## Written problem:
Make an exact copy of the listing below.

******************************

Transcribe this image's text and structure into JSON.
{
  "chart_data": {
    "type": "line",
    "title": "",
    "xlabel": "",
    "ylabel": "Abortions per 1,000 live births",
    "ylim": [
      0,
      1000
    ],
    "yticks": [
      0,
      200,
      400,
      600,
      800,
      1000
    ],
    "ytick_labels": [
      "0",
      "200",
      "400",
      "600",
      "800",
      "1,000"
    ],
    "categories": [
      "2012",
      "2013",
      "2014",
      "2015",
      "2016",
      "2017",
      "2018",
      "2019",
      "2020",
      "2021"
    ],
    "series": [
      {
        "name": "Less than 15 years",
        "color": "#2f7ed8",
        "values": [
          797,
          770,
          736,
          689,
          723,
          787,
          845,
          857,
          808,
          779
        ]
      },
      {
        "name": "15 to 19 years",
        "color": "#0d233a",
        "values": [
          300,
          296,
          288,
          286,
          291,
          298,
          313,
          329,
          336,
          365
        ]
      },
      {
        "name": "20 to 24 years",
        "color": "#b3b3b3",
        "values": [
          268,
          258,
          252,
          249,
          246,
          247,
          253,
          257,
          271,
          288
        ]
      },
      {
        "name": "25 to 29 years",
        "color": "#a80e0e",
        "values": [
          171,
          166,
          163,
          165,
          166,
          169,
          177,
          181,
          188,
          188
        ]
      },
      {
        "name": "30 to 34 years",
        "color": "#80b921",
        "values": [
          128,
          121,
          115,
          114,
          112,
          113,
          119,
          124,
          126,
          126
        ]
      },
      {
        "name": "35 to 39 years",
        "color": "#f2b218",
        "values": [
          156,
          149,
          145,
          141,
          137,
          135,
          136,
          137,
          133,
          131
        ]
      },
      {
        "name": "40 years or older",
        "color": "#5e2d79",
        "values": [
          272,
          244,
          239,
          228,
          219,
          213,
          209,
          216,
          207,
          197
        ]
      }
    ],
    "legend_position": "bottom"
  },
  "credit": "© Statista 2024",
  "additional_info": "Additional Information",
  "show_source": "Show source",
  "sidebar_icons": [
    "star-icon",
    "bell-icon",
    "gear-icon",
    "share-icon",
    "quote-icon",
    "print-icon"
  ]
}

******************************

## Task output:
Transcribe this image's text and structure into JSON.
{
  "chart_data": {
    "type": "line",
    "title": "",
    "xlabel": "",
    "ylabel": "Abortions per 1,000 live births",
    "ylim": [
      0,
      1000
    ],
    "yticks": [
      0,
      200,
      400,
      600,
      800,
      1000
    ],
    "ytick_labels": [
      "0",
      "200",
      "400",
      "600",
      "800",
      "1,000"
    ],
    "categories": [
      "2012",
      "2013",
      "2014",
      "2015",
      "2016",
      "2017",
      "2018",
      "2019",
      "2020",
      "2021"
    ],
    "series": [
      {
        "name": "Less than 15 years",
        "color": "#2f7ed8",
        "values": [
          797,
          770,
          736,
          689,
          723,
          787,
          845,
          857,
          808,
          779
        ]
      },
      {
        "name": "15 to 19 years",
        "color": "#0d233a",
        "values": [
          300,
          296,
          288,
          286,
          291,
          298,
          313,
          329,
          336,
          365
        ]
      },
      {
        "name": "20 to 24 years",
        "color": "#b3b3b3",
        "values": [
          268,
          258,
          252,
          249,
          246,
          247,
          253,
          257,
          271,
          288
        ]
      },
      {
        "name": "25 to 29 years",
        "color": "#a80e0e",
        "values": [
          171,
          166,
          163,
          165,
          166,
          169,
          177,
          181,
          188,
          188
        ]
      },
      {
        "name": "30 to 34 years",
        "color": "#80b921",
        "values": [
          128,
          121,
          115,
          114,
          112,
          113,
          119,
          124,
          126,
          126
        ]
      },
      {
        "name": "35 to 39 years",
        "color": "#f2b218",
        "values": [
          156,
          149,
          145,
          141,
          137,
          135,
          136,
          137,
          133,
          131
        ]
      },
      {
        "name": "40 years or older",
        "color": "#5e2d79",
        "values": [
          272,
          244,
          239,
          228,
          219,
          213,
          209,
          216,
          207,
          197
        ]
      }
    ],
    "legend_position": "bottom"
  },
  "credit": "© Statista 2024",
  "additional_info": "Additional Information",
  "show_source": "Show source",
  "sidebar_icons": [
    "star-icon",
    "bell-icon",
    "gear-icon",
    "share-icon",
    "quote-icon",
    "print-icon"
  ]
}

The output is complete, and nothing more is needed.